Render each line of the rows below as a JSON array of strings, one string per line, with blank lines and pictures omitted.

* * *

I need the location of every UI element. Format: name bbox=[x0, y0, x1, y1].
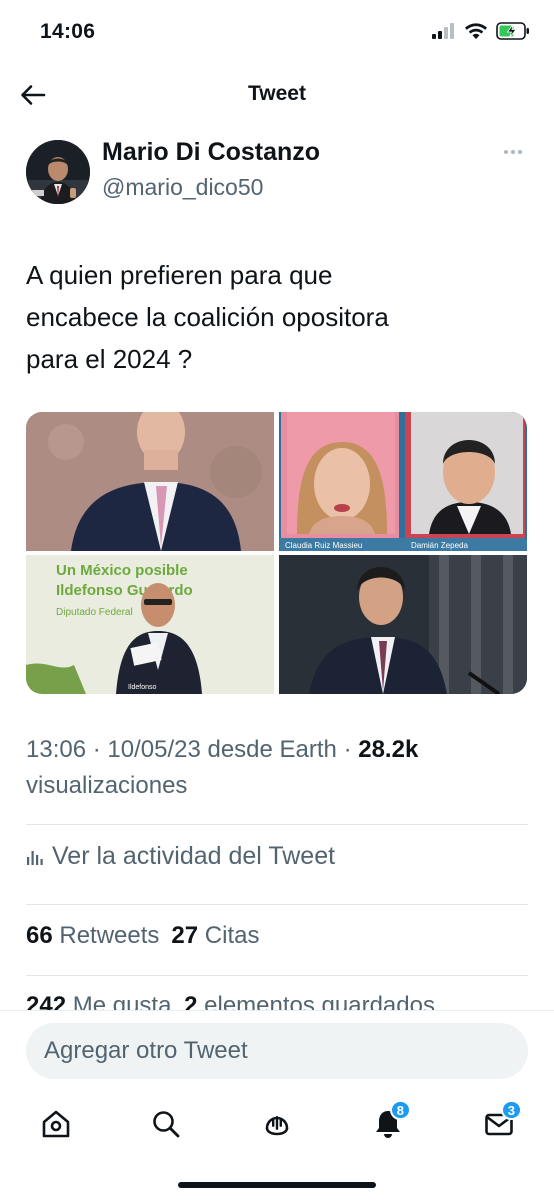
quotes-count: 27 bbox=[171, 922, 199, 949]
battery-charging-icon bbox=[496, 22, 529, 40]
media-grid: Claudia Ruiz Massieu Damián Zepeda Un Mé… bbox=[26, 412, 527, 694]
photo-speaker: Un México posible Ildefonso Guajardo Dip… bbox=[26, 555, 274, 694]
media-photo-4[interactable] bbox=[279, 555, 527, 694]
tweet-text: A quien prefieren para que encabece la c… bbox=[26, 260, 389, 374]
notifications-badge: 8 bbox=[389, 1100, 411, 1120]
avatar[interactable] bbox=[26, 140, 90, 204]
photo-man-podium bbox=[279, 555, 527, 694]
tab-home[interactable] bbox=[31, 1102, 81, 1146]
tweet-meta: 13:06 · 10/05/23 desde Earth · 28.2k visu… bbox=[26, 732, 526, 804]
messages-badge: 3 bbox=[500, 1100, 522, 1120]
tab-spaces[interactable] bbox=[252, 1102, 302, 1146]
spaces-icon bbox=[265, 1116, 289, 1136]
more-dot bbox=[511, 150, 515, 154]
retweets-count: 66 bbox=[26, 922, 53, 949]
quotes-stat[interactable]: 27 Citas bbox=[171, 922, 259, 950]
tweet-source: desde Earth bbox=[200, 736, 337, 763]
tweet-author: Mario Di Costanzo @mario_dico50 bbox=[26, 138, 528, 208]
photo-two-portraits: Claudia Ruiz Massieu Damián Zepeda bbox=[279, 412, 527, 551]
tab-messages[interactable]: 3 bbox=[474, 1100, 524, 1146]
header: Tweet bbox=[0, 66, 554, 124]
tweet-date: 10/05/23 bbox=[107, 736, 201, 763]
more-options-button[interactable] bbox=[498, 140, 528, 164]
view-activity-link[interactable]: Ver la actividad del Tweet bbox=[26, 842, 335, 871]
home-indicator bbox=[178, 1182, 376, 1188]
avatar-image bbox=[26, 140, 90, 204]
cellular-signal-icon bbox=[432, 23, 454, 39]
photo-credit: Ildefonso bbox=[128, 684, 157, 691]
status-time: 14:06 bbox=[40, 20, 96, 43]
divider bbox=[26, 824, 528, 825]
views-count: 28.2k bbox=[358, 736, 419, 763]
media-photo-2[interactable]: Claudia Ruiz Massieu Damián Zepeda bbox=[279, 412, 527, 551]
wifi-icon bbox=[465, 23, 487, 39]
retweets-stat[interactable]: 66 Retweets bbox=[26, 922, 159, 950]
status-bar: 14:06 bbox=[0, 0, 554, 66]
tab-notifications[interactable]: 8 bbox=[363, 1100, 413, 1146]
tab-search[interactable] bbox=[141, 1102, 191, 1146]
search-icon bbox=[153, 1111, 180, 1138]
media-photo-1[interactable] bbox=[26, 412, 274, 551]
engagement-stats: 66 Retweets 27 Citas bbox=[26, 922, 259, 950]
photo-man-suit bbox=[26, 412, 274, 551]
caption-left: Claudia Ruiz Massieu bbox=[285, 541, 362, 550]
divider bbox=[26, 904, 528, 905]
home-icon bbox=[42, 1110, 70, 1138]
quotes-label: Citas bbox=[204, 922, 260, 949]
status-icons bbox=[432, 22, 530, 40]
tweet-time: 13:06 bbox=[26, 736, 87, 763]
sign-line-1: Un México posible bbox=[56, 562, 188, 579]
more-dots-icon bbox=[504, 150, 508, 154]
sign-line-3: Diputado Federal bbox=[56, 607, 133, 618]
more-dot bbox=[518, 150, 522, 154]
meta-separator: · bbox=[336, 736, 359, 763]
reply-bar bbox=[0, 1010, 554, 1086]
media-photo-3[interactable]: Un México posible Ildefonso Guajardo Dip… bbox=[26, 555, 274, 694]
analytics-bars-icon bbox=[27, 850, 43, 865]
divider bbox=[26, 975, 528, 976]
page-title: Tweet bbox=[248, 82, 306, 105]
author-handle[interactable]: @mario_dico50 bbox=[102, 174, 263, 201]
caption-right: Damián Zepeda bbox=[411, 541, 468, 550]
tab-bar: 8 3 bbox=[0, 1090, 554, 1160]
views-label: visualizaciones bbox=[26, 772, 188, 799]
author-name[interactable]: Mario Di Costanzo bbox=[102, 138, 320, 167]
meta-separator: · bbox=[86, 736, 108, 763]
reply-input[interactable] bbox=[26, 1023, 528, 1079]
retweets-label: Retweets bbox=[59, 922, 160, 949]
activity-label: Ver la actividad del Tweet bbox=[52, 842, 336, 870]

* * *

- **Solution**:
[
  "I need the location of every UI element. Format: name bbox=[x0, y0, x1, y1].",
  "quotes-count: 27 bbox=[171, 922, 199, 949]",
  "battery-charging-icon bbox=[496, 22, 529, 40]",
  "media-grid: Claudia Ruiz Massieu Damián Zepeda Un Mé… bbox=[26, 412, 527, 694]",
  "photo-speaker: Un México posible Ildefonso Guajardo Dip… bbox=[26, 555, 274, 694]",
  "media-photo-4[interactable] bbox=[279, 555, 527, 694]",
  "tweet-text: A quien prefieren para que encabece la c… bbox=[26, 260, 389, 374]",
  "notifications-badge: 8 bbox=[389, 1100, 411, 1120]",
  "avatar[interactable] bbox=[26, 140, 90, 204]",
  "photo-man-podium bbox=[279, 555, 527, 694]",
  "tab-home[interactable] bbox=[31, 1102, 81, 1146]",
  "tweet-meta: 13:06 · 10/05/23 desde Earth · 28.2k visu… bbox=[26, 732, 526, 804]",
  "messages-badge: 3 bbox=[500, 1100, 522, 1120]",
  "tab-spaces[interactable] bbox=[252, 1102, 302, 1146]",
  "spaces-icon bbox=[265, 1116, 289, 1136]",
  "more-dot bbox=[511, 150, 515, 154]",
  "retweets-count: 66 bbox=[26, 922, 53, 949]",
  "quotes-stat[interactable]: 27 Citas bbox=[171, 922, 259, 950]",
  "tweet-source: desde Earth bbox=[200, 736, 337, 763]",
  "tweet-author: Mario Di Costanzo @mario_dico50 bbox=[26, 138, 528, 208]",
  "photo-two-portraits: Claudia Ruiz Massieu Damián Zepeda bbox=[279, 412, 527, 551]",
  "tab-messages[interactable]: 3 bbox=[474, 1100, 524, 1146]",
  "header: Tweet bbox=[0, 66, 554, 124]",
  "tweet-date: 10/05/23 bbox=[107, 736, 201, 763]",
  "more-options-button[interactable] bbox=[498, 140, 528, 164]",
  "view-activity-link[interactable]: Ver la actividad del Tweet bbox=[26, 842, 335, 871]",
  "home-indicator bbox=[178, 1182, 376, 1188]",
  "avatar-image bbox=[26, 140, 90, 204]",
  "cellular-signal-icon bbox=[432, 23, 454, 39]",
  "photo-credit: Ildefonso bbox=[128, 684, 157, 691]",
  "status-time: 14:06 bbox=[40, 20, 96, 43]",
  "divider bbox=[26, 824, 528, 825]",
  "views-count: 28.2k bbox=[358, 736, 419, 763]",
  "media-photo-2[interactable]: Claudia Ruiz Massieu Damián Zepeda bbox=[279, 412, 527, 551]",
  "wifi-icon bbox=[465, 23, 487, 39]",
  "retweets-stat[interactable]: 66 Retweets bbox=[26, 922, 159, 950]",
  "status-bar: 14:06 bbox=[0, 0, 554, 66]",
  "tab-notifications[interactable]: 8 bbox=[363, 1100, 413, 1146]",
  "tab-search[interactable] bbox=[141, 1102, 191, 1146]",
  "search-icon bbox=[153, 1111, 180, 1138]",
  "media-photo-1[interactable] bbox=[26, 412, 274, 551]",
  "engagement-stats: 66 Retweets 27 Citas bbox=[26, 922, 259, 950]",
  "photo-man-suit bbox=[26, 412, 274, 551]",
  "caption-left: Claudia Ruiz Massieu bbox=[285, 541, 362, 550]",
  "divider bbox=[26, 904, 528, 905]",
  "home-icon bbox=[42, 1110, 70, 1138]",
  "quotes-label: Citas bbox=[204, 922, 260, 949]",
  "status-icons bbox=[432, 22, 530, 40]",
  "tweet-time: 13:06 bbox=[26, 736, 87, 763]",
  "sign-line-1: Un México posible bbox=[56, 562, 188, 579]",
  "more-dots-icon bbox=[504, 150, 508, 154]",
  "sign-line-3: Diputado Federal bbox=[56, 607, 133, 618]",
  "more-dot bbox=[518, 150, 522, 154]",
  "meta-separator: · bbox=[336, 736, 359, 763]",
  "reply-bar bbox=[0, 1010, 554, 1086]",
  "media-photo-3[interactable]: Un México posible Ildefonso Guajardo Dip… bbox=[26, 555, 274, 694]",
  "analytics-bars-icon bbox=[27, 850, 43, 865]",
  "divider bbox=[26, 975, 528, 976]",
  "page-title: Tweet bbox=[248, 82, 306, 105]",
  "author-handle[interactable]: @mario_dico50 bbox=[102, 174, 263, 201]",
  "caption-right: Damián Zepeda bbox=[411, 541, 468, 550]",
  "tab-bar: 8 3 bbox=[0, 1090, 554, 1160]",
  "views-label: visualizaciones bbox=[26, 772, 188, 799]",
  "author-name[interactable]: Mario Di Costanzo bbox=[102, 138, 320, 167]",
  "meta-separator: · bbox=[86, 736, 108, 763]",
  "reply-input[interactable] bbox=[26, 1023, 528, 1079]",
  "retweets-label: Retweets bbox=[59, 922, 160, 949]",
  "activity-label: Ver la actividad del Tweet bbox=[52, 842, 336, 870]"
]